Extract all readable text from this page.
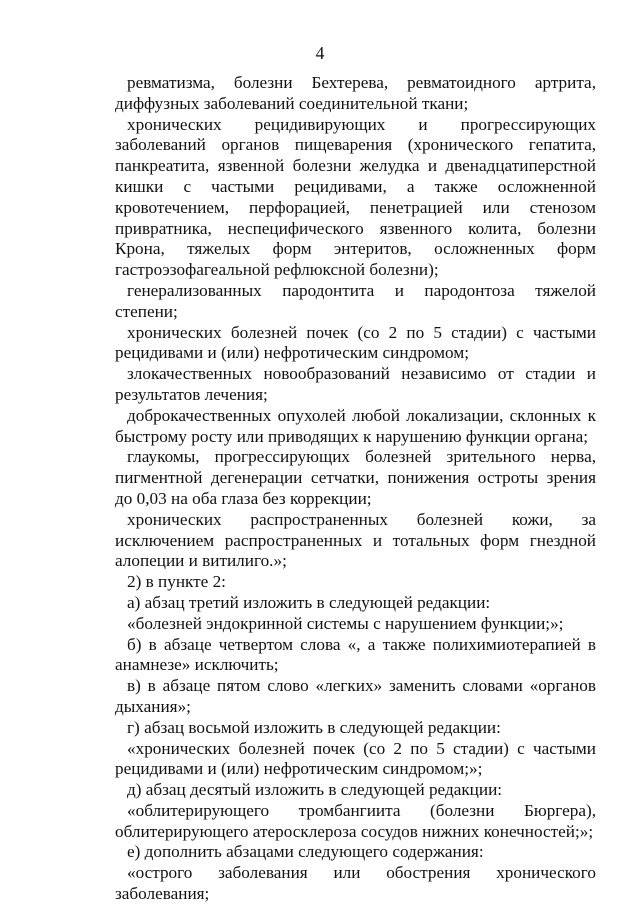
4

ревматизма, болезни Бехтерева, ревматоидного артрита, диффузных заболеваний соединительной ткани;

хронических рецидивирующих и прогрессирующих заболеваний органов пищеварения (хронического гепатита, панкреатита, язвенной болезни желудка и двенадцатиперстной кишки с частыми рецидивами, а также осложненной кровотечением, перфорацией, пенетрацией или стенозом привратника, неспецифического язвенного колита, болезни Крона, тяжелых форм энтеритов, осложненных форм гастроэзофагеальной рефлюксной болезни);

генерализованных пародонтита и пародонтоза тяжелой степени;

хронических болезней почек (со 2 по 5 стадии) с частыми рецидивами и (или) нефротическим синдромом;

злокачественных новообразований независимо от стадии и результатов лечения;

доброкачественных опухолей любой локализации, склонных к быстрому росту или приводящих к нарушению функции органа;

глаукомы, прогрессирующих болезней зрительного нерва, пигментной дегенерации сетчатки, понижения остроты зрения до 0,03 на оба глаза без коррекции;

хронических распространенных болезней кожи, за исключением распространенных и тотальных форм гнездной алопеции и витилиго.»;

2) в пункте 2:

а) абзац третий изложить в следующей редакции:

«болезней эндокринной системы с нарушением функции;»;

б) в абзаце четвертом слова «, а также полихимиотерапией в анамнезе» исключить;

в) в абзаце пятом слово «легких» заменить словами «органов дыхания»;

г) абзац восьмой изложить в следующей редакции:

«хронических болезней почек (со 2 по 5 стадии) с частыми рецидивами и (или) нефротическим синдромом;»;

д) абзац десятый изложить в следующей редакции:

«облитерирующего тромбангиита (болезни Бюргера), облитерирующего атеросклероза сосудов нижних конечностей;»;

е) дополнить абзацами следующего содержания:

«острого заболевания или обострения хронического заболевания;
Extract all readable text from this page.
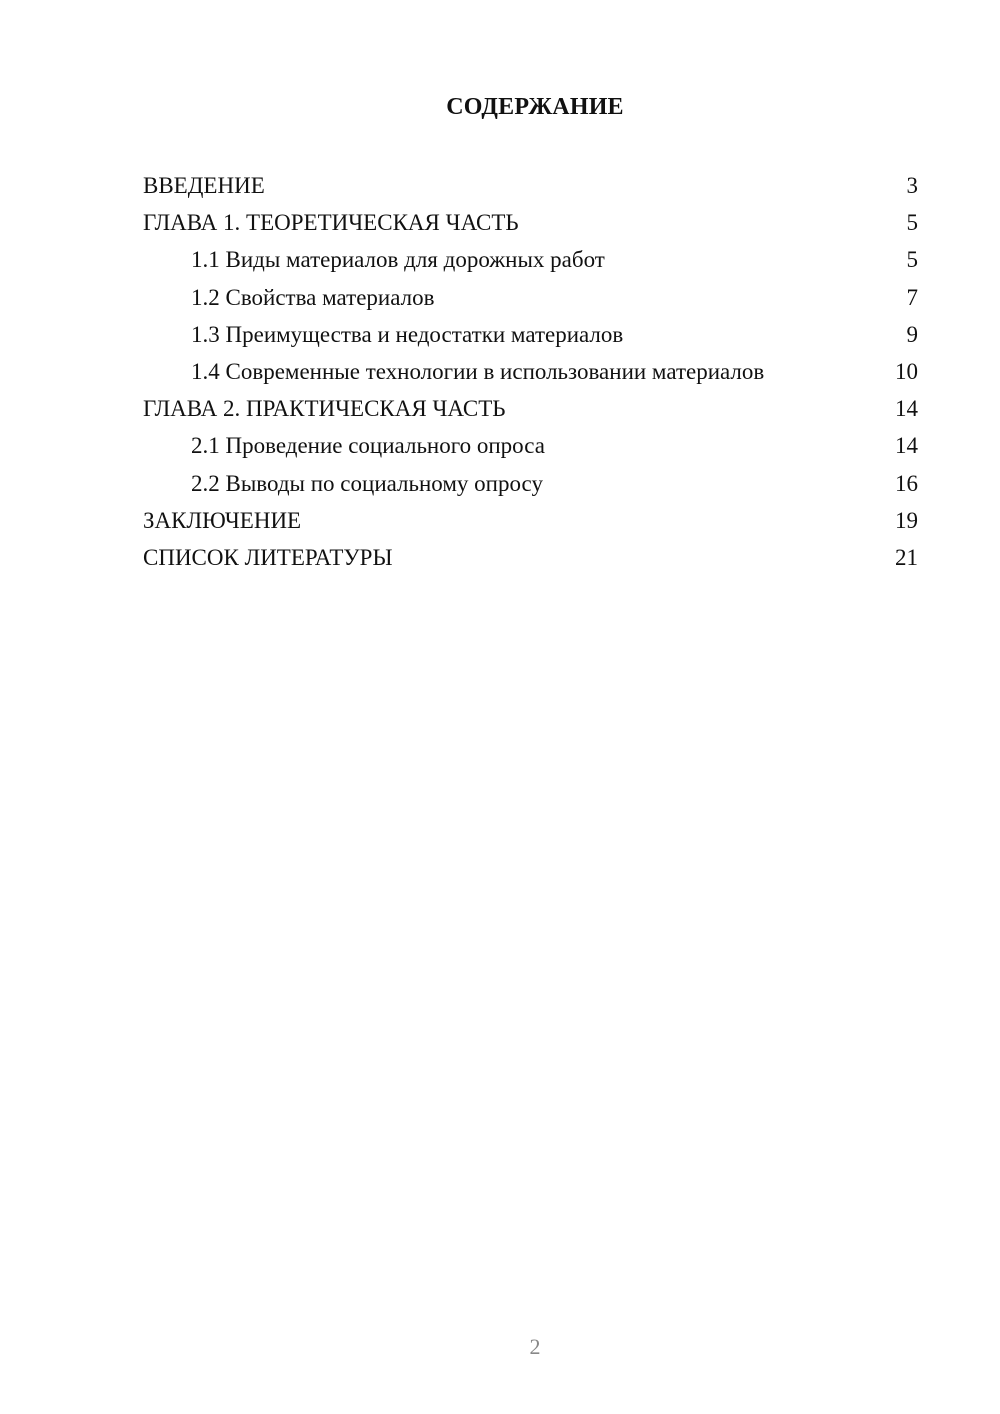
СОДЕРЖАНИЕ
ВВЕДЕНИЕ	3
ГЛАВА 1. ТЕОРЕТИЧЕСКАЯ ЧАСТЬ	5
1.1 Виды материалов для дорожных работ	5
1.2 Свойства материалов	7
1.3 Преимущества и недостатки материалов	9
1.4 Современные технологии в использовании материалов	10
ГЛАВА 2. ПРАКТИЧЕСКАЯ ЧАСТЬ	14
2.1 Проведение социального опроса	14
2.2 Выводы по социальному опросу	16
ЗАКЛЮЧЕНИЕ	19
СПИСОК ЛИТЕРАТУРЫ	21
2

___

**WRITTEN REQUEST**
Take every line from the data that contains the word "стадии".

**ANSWER TO THE TASK**
хронических болезней почек (со 2 по 5 стадии) с частыми рецидивами и (или) нефротическим синдромом;
злокачественных новообразований независимо от стадии и результатов лечения;
«хронических болезней почек (со 2 по 5 стадии) с частыми рецидивами и (или) нефротическим синдромом;»;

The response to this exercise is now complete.